Short problem: Could every line of the data be printed exactly as it reads?
* START Recorded data *
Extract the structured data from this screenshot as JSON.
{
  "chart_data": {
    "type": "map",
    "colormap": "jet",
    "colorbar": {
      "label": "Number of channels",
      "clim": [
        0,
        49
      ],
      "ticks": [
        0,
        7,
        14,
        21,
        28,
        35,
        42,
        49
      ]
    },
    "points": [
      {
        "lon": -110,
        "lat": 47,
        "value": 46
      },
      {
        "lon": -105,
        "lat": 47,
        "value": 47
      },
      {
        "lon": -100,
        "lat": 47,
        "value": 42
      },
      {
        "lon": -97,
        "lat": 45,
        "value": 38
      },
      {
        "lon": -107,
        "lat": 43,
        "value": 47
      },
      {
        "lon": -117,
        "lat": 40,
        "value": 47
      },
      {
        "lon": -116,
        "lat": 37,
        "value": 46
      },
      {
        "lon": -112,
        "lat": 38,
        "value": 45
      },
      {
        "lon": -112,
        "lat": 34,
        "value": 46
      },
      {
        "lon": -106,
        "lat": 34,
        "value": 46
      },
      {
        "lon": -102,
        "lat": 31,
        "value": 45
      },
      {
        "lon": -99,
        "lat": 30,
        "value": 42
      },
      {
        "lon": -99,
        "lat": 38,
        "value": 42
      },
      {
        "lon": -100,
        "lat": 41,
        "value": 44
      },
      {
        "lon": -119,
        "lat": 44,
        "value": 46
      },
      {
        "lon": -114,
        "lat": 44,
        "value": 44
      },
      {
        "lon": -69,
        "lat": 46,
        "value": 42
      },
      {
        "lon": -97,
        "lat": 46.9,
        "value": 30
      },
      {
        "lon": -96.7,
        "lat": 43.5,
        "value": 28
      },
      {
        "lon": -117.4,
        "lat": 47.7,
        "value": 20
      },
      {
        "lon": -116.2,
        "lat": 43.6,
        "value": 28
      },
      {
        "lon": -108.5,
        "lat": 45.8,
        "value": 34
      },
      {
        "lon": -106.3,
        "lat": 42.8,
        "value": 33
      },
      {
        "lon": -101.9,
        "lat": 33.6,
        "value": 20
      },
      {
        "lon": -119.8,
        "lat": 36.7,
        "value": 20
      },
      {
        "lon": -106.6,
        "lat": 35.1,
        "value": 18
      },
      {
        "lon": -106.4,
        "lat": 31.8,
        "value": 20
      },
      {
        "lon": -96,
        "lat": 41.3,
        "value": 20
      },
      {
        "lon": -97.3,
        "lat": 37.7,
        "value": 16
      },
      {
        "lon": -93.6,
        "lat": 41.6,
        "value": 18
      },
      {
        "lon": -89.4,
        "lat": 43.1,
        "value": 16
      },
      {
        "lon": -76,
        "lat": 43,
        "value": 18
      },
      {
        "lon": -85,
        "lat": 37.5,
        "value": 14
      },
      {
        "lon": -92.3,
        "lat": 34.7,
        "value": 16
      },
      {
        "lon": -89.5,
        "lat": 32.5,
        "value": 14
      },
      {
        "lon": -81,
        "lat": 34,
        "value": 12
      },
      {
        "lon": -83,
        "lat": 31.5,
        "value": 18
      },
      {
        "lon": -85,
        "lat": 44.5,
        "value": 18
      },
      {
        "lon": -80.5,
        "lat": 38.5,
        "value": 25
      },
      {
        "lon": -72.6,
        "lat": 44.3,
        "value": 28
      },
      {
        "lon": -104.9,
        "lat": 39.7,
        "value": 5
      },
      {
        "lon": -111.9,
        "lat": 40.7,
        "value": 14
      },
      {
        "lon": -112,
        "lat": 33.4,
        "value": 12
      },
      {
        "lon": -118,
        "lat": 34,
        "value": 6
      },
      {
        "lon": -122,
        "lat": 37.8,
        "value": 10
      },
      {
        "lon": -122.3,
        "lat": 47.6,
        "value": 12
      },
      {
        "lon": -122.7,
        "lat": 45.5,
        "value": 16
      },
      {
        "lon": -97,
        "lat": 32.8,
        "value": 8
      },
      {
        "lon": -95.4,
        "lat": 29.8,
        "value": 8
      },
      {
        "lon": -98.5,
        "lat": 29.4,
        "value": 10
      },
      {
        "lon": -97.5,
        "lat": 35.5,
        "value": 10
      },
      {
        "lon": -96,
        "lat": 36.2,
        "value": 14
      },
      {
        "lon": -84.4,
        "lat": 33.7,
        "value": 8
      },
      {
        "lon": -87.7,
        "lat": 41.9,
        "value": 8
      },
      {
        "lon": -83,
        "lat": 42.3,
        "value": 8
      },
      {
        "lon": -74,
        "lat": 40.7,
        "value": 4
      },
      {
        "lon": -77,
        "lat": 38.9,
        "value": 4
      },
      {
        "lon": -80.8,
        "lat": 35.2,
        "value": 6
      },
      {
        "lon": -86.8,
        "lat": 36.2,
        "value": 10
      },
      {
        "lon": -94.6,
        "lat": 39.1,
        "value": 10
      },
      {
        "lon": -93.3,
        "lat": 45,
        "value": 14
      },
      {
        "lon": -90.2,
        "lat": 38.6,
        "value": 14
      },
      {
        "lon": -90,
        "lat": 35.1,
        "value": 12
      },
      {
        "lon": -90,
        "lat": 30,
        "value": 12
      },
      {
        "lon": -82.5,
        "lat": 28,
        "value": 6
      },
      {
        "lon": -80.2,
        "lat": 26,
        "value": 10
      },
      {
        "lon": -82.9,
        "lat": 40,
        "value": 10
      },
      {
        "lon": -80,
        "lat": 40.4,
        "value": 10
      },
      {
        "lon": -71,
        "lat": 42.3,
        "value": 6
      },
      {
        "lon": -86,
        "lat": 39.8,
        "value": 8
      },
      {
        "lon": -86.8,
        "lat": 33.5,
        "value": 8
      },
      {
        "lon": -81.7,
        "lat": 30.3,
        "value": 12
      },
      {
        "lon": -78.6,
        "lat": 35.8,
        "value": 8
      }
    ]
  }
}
* END Recorded data *
Task solution:
Extract the structured data from this screenshot as JSON.
{
  "chart_data": {
    "type": "map",
    "colormap": "jet",
    "colorbar": {
      "label": "Number of channels",
      "clim": [
        0,
        49
      ],
      "ticks": [
        0,
        7,
        14,
        21,
        28,
        35,
        42,
        49
      ]
    },
    "points": [
      {
        "lon": -110,
        "lat": 47,
        "value": 46
      },
      {
        "lon": -105,
        "lat": 47,
        "value": 47
      },
      {
        "lon": -100,
        "lat": 47,
        "value": 42
      },
      {
        "lon": -97,
        "lat": 45,
        "value": 38
      },
      {
        "lon": -107,
        "lat": 43,
        "value": 47
      },
      {
        "lon": -117,
        "lat": 40,
        "value": 47
      },
      {
        "lon": -116,
        "lat": 37,
        "value": 46
      },
      {
        "lon": -112,
        "lat": 38,
        "value": 45
      },
      {
        "lon": -112,
        "lat": 34,
        "value": 46
      },
      {
        "lon": -106,
        "lat": 34,
        "value": 46
      },
      {
        "lon": -102,
        "lat": 31,
        "value": 45
      },
      {
        "lon": -99,
        "lat": 30,
        "value": 42
      },
      {
        "lon": -99,
        "lat": 38,
        "value": 42
      },
      {
        "lon": -100,
        "lat": 41,
        "value": 44
      },
      {
        "lon": -119,
        "lat": 44,
        "value": 46
      },
      {
        "lon": -114,
        "lat": 44,
        "value": 44
      },
      {
        "lon": -69,
        "lat": 46,
        "value": 42
      },
      {
        "lon": -97,
        "lat": 46.9,
        "value": 30
      },
      {
        "lon": -96.7,
        "lat": 43.5,
        "value": 28
      },
      {
        "lon": -117.4,
        "lat": 47.7,
        "value": 20
      },
      {
        "lon": -116.2,
        "lat": 43.6,
        "value": 28
      },
      {
        "lon": -108.5,
        "lat": 45.8,
        "value": 34
      },
      {
        "lon": -106.3,
        "lat": 42.8,
        "value": 33
      },
      {
        "lon": -101.9,
        "lat": 33.6,
        "value": 20
      },
      {
        "lon": -119.8,
        "lat": 36.7,
        "value": 20
      },
      {
        "lon": -106.6,
        "lat": 35.1,
        "value": 18
      },
      {
        "lon": -106.4,
        "lat": 31.8,
        "value": 20
      },
      {
        "lon": -96,
        "lat": 41.3,
        "value": 20
      },
      {
        "lon": -97.3,
        "lat": 37.7,
        "value": 16
      },
      {
        "lon": -93.6,
        "lat": 41.6,
        "value": 18
      },
      {
        "lon": -89.4,
        "lat": 43.1,
        "value": 16
      },
      {
        "lon": -76,
        "lat": 43,
        "value": 18
      },
      {
        "lon": -85,
        "lat": 37.5,
        "value": 14
      },
      {
        "lon": -92.3,
        "lat": 34.7,
        "value": 16
      },
      {
        "lon": -89.5,
        "lat": 32.5,
        "value": 14
      },
      {
        "lon": -81,
        "lat": 34,
        "value": 12
      },
      {
        "lon": -83,
        "lat": 31.5,
        "value": 18
      },
      {
        "lon": -85,
        "lat": 44.5,
        "value": 18
      },
      {
        "lon": -80.5,
        "lat": 38.5,
        "value": 25
      },
      {
        "lon": -72.6,
        "lat": 44.3,
        "value": 28
      },
      {
        "lon": -104.9,
        "lat": 39.7,
        "value": 5
      },
      {
        "lon": -111.9,
        "lat": 40.7,
        "value": 14
      },
      {
        "lon": -112,
        "lat": 33.4,
        "value": 12
      },
      {
        "lon": -118,
        "lat": 34,
        "value": 6
      },
      {
        "lon": -122,
        "lat": 37.8,
        "value": 10
      },
      {
        "lon": -122.3,
        "lat": 47.6,
        "value": 12
      },
      {
        "lon": -122.7,
        "lat": 45.5,
        "value": 16
      },
      {
        "lon": -97,
        "lat": 32.8,
        "value": 8
      },
      {
        "lon": -95.4,
        "lat": 29.8,
        "value": 8
      },
      {
        "lon": -98.5,
        "lat": 29.4,
        "value": 10
      },
      {
        "lon": -97.5,
        "lat": 35.5,
        "value": 10
      },
      {
        "lon": -96,
        "lat": 36.2,
        "value": 14
      },
      {
        "lon": -84.4,
        "lat": 33.7,
        "value": 8
      },
      {
        "lon": -87.7,
        "lat": 41.9,
        "value": 8
      },
      {
        "lon": -83,
        "lat": 42.3,
        "value": 8
      },
      {
        "lon": -74,
        "lat": 40.7,
        "value": 4
      },
      {
        "lon": -77,
        "lat": 38.9,
        "value": 4
      },
      {
        "lon": -80.8,
        "lat": 35.2,
        "value": 6
      },
      {
        "lon": -86.8,
        "lat": 36.2,
        "value": 10
      },
      {
        "lon": -94.6,
        "lat": 39.1,
        "value": 10
      },
      {
        "lon": -93.3,
        "lat": 45,
        "value": 14
      },
      {
        "lon": -90.2,
        "lat": 38.6,
        "value": 14
      },
      {
        "lon": -90,
        "lat": 35.1,
        "value": 12
      },
      {
        "lon": -90,
        "lat": 30,
        "value": 12
      },
      {
        "lon": -82.5,
        "lat": 28,
        "value": 6
      },
      {
        "lon": -80.2,
        "lat": 26,
        "value": 10
      },
      {
        "lon": -82.9,
        "lat": 40,
        "value": 10
      },
      {
        "lon": -80,
        "lat": 40.4,
        "value": 10
      },
      {
        "lon": -71,
        "lat": 42.3,
        "value": 6
      },
      {
        "lon": -86,
        "lat": 39.8,
        "value": 8
      },
      {
        "lon": -86.8,
        "lat": 33.5,
        "value": 8
      },
      {
        "lon": -81.7,
        "lat": 30.3,
        "value": 12
      },
      {
        "lon": -78.6,
        "lat": 35.8,
        "value": 8
      }
    ]
  }
}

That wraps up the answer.